Written exercise: Will you quote all of the entries, word for word?

── Records for this task

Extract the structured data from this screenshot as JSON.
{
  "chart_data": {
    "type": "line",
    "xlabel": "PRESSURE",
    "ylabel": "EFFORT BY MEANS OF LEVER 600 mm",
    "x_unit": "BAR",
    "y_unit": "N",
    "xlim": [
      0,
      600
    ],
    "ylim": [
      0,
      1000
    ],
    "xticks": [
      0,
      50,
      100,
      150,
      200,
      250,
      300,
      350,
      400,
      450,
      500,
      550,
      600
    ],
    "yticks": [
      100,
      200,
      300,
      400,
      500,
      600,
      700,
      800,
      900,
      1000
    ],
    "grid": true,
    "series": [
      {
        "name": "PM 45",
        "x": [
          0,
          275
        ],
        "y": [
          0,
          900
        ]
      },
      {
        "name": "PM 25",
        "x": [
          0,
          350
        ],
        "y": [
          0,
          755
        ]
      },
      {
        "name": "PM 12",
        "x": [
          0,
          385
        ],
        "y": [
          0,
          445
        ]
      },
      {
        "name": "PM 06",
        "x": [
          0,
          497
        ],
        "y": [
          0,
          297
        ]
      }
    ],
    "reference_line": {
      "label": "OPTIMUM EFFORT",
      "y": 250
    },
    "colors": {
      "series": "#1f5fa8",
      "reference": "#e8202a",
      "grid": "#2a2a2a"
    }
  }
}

────

In response:
Extract the structured data from this screenshot as JSON.
{
  "chart_data": {
    "type": "line",
    "xlabel": "PRESSURE",
    "ylabel": "EFFORT BY MEANS OF LEVER 600 mm",
    "x_unit": "BAR",
    "y_unit": "N",
    "xlim": [
      0,
      600
    ],
    "ylim": [
      0,
      1000
    ],
    "xticks": [
      0,
      50,
      100,
      150,
      200,
      250,
      300,
      350,
      400,
      450,
      500,
      550,
      600
    ],
    "yticks": [
      100,
      200,
      300,
      400,
      500,
      600,
      700,
      800,
      900,
      1000
    ],
    "grid": true,
    "series": [
      {
        "name": "PM 45",
        "x": [
          0,
          275
        ],
        "y": [
          0,
          900
        ]
      },
      {
        "name": "PM 25",
        "x": [
          0,
          350
        ],
        "y": [
          0,
          755
        ]
      },
      {
        "name": "PM 12",
        "x": [
          0,
          385
        ],
        "y": [
          0,
          445
        ]
      },
      {
        "name": "PM 06",
        "x": [
          0,
          497
        ],
        "y": [
          0,
          297
        ]
      }
    ],
    "reference_line": {
      "label": "OPTIMUM EFFORT",
      "y": 250
    },
    "colors": {
      "series": "#1f5fa8",
      "reference": "#e8202a",
      "grid": "#2a2a2a"
    }
  }
}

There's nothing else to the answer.